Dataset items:
[Start]
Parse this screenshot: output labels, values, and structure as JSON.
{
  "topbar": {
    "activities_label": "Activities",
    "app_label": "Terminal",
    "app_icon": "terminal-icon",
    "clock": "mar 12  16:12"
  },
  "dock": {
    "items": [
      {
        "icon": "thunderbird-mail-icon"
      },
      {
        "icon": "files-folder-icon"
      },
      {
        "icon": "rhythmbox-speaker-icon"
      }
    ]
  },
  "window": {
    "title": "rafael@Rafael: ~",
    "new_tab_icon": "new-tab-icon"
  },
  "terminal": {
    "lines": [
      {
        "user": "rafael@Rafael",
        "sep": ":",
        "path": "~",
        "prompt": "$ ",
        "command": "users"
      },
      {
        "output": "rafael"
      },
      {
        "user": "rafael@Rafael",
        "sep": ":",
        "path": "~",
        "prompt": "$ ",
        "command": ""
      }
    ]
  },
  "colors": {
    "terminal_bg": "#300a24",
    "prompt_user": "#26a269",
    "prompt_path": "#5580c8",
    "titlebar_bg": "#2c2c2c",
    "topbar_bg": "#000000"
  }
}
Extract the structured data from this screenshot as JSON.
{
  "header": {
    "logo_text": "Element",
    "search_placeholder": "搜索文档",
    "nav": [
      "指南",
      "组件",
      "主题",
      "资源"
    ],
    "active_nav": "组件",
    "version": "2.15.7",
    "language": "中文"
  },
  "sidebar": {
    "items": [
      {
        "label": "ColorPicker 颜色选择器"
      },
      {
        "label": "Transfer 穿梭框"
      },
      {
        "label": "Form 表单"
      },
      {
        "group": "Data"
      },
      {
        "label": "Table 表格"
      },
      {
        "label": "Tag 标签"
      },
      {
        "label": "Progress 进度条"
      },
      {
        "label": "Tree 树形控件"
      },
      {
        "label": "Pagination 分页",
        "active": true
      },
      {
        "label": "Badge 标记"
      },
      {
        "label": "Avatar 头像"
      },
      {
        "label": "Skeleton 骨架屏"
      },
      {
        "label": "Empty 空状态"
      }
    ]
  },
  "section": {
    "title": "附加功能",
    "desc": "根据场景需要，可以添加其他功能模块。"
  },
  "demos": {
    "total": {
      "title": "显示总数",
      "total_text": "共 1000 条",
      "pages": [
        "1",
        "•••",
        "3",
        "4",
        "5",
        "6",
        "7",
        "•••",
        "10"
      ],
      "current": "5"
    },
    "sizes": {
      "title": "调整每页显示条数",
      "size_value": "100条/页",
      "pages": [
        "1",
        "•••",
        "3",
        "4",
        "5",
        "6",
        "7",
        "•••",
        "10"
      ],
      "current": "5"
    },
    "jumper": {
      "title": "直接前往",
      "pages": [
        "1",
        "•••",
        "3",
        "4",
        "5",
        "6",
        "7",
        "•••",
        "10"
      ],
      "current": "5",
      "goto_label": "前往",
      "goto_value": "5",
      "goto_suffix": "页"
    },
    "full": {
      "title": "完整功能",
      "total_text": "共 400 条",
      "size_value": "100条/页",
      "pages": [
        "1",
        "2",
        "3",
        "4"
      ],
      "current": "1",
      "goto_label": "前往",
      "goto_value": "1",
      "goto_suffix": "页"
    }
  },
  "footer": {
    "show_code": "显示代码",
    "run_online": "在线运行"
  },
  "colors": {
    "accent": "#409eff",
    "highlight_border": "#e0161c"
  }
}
[End]
[Start]
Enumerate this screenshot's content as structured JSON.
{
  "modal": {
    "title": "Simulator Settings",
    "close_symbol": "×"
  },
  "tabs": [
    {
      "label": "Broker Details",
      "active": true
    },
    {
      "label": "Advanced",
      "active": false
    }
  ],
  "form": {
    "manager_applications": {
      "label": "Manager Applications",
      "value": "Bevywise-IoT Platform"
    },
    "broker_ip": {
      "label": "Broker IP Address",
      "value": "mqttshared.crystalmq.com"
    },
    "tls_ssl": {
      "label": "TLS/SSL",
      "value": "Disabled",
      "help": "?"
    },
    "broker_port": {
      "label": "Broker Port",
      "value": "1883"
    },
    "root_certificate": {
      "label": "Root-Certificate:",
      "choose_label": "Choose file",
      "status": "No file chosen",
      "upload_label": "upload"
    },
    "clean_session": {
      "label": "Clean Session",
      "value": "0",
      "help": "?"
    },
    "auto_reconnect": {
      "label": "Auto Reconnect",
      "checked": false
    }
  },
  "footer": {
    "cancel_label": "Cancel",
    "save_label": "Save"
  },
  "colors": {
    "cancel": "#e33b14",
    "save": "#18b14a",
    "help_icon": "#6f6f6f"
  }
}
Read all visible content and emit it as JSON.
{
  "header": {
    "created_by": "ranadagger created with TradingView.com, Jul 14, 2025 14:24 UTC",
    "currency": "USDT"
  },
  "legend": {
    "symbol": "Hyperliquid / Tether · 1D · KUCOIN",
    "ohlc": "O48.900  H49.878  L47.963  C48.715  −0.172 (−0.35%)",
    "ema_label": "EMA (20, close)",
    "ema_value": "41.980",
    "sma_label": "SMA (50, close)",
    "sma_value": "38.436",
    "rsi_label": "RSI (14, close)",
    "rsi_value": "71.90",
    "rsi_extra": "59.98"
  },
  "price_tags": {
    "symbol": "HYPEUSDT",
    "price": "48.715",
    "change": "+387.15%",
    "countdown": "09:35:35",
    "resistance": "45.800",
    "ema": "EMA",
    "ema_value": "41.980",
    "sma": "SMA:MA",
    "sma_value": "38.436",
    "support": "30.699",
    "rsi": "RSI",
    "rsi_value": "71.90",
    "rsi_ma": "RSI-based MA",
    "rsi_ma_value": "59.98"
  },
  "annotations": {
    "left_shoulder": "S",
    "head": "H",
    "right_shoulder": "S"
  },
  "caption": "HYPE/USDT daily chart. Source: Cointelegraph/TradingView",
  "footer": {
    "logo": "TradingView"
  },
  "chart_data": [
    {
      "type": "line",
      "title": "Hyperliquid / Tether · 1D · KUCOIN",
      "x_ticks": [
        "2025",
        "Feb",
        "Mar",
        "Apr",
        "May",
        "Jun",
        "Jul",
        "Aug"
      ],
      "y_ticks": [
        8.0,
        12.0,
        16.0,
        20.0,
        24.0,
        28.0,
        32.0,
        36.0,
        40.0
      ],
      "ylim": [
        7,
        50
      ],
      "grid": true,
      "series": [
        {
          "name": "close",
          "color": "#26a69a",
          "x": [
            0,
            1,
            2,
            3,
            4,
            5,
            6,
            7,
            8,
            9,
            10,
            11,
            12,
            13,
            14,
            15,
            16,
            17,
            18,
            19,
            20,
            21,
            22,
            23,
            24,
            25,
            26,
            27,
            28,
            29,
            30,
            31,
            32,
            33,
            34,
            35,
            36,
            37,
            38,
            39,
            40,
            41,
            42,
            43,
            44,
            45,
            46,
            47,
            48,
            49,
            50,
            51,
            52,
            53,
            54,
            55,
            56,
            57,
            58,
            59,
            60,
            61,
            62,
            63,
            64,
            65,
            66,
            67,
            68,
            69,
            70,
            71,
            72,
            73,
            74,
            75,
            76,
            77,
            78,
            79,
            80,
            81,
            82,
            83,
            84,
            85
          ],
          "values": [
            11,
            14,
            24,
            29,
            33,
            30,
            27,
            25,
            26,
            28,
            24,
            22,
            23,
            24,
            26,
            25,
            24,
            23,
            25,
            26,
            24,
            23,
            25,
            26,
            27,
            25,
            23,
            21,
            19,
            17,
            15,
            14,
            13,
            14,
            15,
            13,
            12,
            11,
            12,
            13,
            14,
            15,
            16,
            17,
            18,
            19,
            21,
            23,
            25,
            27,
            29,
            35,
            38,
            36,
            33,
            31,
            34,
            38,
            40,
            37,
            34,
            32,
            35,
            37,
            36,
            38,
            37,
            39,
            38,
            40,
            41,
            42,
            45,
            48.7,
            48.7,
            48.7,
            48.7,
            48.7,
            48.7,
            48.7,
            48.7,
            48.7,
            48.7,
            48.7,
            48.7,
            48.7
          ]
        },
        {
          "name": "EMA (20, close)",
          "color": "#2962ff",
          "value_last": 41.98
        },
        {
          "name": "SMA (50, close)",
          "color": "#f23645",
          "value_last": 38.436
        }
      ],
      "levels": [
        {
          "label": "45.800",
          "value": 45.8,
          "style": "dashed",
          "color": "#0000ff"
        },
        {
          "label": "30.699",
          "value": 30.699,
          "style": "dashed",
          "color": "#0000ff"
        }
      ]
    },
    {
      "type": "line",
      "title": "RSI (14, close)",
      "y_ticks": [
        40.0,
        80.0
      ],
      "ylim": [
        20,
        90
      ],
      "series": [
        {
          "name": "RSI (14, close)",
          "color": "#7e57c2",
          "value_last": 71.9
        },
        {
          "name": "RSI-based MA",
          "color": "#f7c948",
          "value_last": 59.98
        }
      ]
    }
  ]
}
[End]
**What the exercise asks:** Check each line of the entries above, and show every one holding the word "this".

**Response:**
Parse this screenshot: output labels, values, and structure as JSON.
Extract the structured data from this screenshot as JSON.
Enumerate this screenshot's content as structured JSON.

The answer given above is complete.